#### GIVEN TEXT
That is because, with the coming of Christ and the outpouring of the Holy Spirit, the way in which God dwells with His people has changed. Rather than dwelling in a building among His people, God dwells directly in His people. By the Spirit of Christ who was poured out upon the church, God lives in the heart of every true believer. We believers are the temple of God. We are the house in which God dwells. When we came into this church building this evening, we did not come into the house of God. We brought the house of God into this building.
That is a fundamental change. We are not obligated to worship God in any particular building anymore. We may worship Him in the auditorium of a school, as we did for seven years. We may worship Him in a home. We may even worship Him in a barn if that is what we want. That is because we, who are God’s people, are the temple of the Holy Ghost. Wherever we assemble, there is God’s house.
That does not mean, however, that we may not dedicate this building to the Lord’s use. It does not mean that we may not thank God for this building.
Even as Solomon and Israel thanked and praised God for the temple, we must thank and praise God for this building. For we could not have built this house if God had not been faithful to us. God is the One who gives us all that we have. He gave us the financial means to build this house. He gave the abilities and talents that were needed by those who labored in the construction of this house. No one could have lifted a hammer without His power. He sovereignly ruled over government officials so that we received the proper permits to begin the work and the approval of the work done, in spite of all the requirements which had to be met. Even though it took longer than we expected, and certain aspects of it were difficult, here we are in a beautiful church building. It is all because of the faithfulness of our God.
In fact, this building is a monument of the grace, mercy, and kindness of God to us. For except God had worked in our hearts, regenerating us and giving to us a love of the Truth, we would not even have desired to worship Him in such a house. This building is a testimony of the fact that God is our God who has saved us and who has given to us a love of the church. This building bears record of the fact that God does indeed dwell within us and that the temple of God is meeting in this building.
That can be seen also from the fact that we dedicate this house almost exactly seven years after we were organized as a congregation. Seven (3 + 4) is the number of God’s covenant and of His dwelling together with His people. This house, completed seven years after our organization, manifests the significance of that number. God dwells with us, His holy temple.
The fact that this building is not the temple of God does not alter the fact that we ought to dedicate this building to the use of God’s kingdom. Because we are the temple of the Holy Ghost, our bodies, our souls, and all that we have are to be dedicated to the cause of God. We do not belong to ourselves. We belong to our faithful Savior Jesus Christ. We are to give ourselves over to His service. How fitting and proper, therefore, that we give this building over to the cause of God and His spiritual house. We must do that rather than using this house for our own purposes or for the cause of sin and Satan. This house must be used for God and good rather than for man and evil.

#### INFORMATION SUPPLIED
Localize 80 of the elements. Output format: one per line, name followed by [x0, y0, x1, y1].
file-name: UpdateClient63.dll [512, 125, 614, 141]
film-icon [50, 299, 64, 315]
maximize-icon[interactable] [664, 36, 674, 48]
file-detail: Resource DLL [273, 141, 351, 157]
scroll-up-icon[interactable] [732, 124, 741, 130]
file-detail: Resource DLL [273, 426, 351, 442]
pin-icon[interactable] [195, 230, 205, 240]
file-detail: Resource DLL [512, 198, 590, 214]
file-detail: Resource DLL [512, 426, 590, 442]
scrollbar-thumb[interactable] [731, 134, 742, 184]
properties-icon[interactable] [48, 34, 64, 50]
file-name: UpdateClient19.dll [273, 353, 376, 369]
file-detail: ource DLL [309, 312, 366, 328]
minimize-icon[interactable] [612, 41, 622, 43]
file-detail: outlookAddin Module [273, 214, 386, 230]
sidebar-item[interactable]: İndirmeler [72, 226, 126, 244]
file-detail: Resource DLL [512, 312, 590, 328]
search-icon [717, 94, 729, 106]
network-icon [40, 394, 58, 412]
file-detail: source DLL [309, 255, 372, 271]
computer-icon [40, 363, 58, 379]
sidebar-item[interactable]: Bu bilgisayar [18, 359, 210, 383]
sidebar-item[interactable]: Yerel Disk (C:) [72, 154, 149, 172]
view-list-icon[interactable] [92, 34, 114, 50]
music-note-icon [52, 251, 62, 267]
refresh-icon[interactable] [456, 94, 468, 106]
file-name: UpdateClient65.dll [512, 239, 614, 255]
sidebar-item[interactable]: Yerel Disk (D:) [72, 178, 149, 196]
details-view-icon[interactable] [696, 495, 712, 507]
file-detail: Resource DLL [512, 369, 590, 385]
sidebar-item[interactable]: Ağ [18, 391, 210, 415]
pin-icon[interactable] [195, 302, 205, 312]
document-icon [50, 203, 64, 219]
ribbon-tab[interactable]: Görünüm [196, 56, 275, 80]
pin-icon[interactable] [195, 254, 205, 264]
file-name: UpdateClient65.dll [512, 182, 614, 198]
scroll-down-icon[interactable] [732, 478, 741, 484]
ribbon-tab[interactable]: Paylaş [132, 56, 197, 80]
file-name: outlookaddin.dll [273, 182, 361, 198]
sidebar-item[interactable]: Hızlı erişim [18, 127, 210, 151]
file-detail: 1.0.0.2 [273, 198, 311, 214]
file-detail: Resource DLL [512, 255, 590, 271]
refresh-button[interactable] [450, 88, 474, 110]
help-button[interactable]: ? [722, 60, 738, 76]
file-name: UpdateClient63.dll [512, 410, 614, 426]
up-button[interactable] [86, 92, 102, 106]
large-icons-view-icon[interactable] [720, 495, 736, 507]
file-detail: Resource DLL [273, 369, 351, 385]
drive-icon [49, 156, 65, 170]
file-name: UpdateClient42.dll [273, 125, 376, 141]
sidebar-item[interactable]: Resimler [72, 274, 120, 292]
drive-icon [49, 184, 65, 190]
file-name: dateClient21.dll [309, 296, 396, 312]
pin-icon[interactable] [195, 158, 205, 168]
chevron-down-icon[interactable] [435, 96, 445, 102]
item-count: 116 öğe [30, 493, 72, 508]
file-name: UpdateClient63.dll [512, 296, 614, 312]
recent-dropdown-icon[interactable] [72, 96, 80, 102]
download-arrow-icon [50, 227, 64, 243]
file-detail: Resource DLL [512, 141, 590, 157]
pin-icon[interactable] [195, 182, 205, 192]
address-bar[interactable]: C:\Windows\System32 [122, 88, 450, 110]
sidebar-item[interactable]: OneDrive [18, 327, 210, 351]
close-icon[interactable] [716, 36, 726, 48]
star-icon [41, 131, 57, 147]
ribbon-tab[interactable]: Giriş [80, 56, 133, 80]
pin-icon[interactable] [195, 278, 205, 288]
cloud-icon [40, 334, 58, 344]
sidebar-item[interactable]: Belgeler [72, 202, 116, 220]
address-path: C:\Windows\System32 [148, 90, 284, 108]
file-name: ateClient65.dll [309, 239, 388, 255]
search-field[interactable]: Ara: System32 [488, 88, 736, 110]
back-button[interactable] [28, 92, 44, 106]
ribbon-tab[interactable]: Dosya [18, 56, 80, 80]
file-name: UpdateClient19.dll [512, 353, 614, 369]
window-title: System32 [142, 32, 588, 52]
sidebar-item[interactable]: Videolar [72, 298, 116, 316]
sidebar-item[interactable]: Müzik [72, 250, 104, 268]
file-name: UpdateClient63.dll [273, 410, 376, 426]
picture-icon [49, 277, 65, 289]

#### THE PROBLEM
Please explain, in one to three sentences, why the text on the church building says its hearers are not obligated to worship God in any particular building. The listing plays no role here.

#### ANSWER
With the coming of Christ and the outpouring of the Holy Spirit, God no longer dwells in a building among His people but dwells directly in them, so believers themselves are the temple of the Holy Ghost. Because of this, wherever they assemble, there is God's house.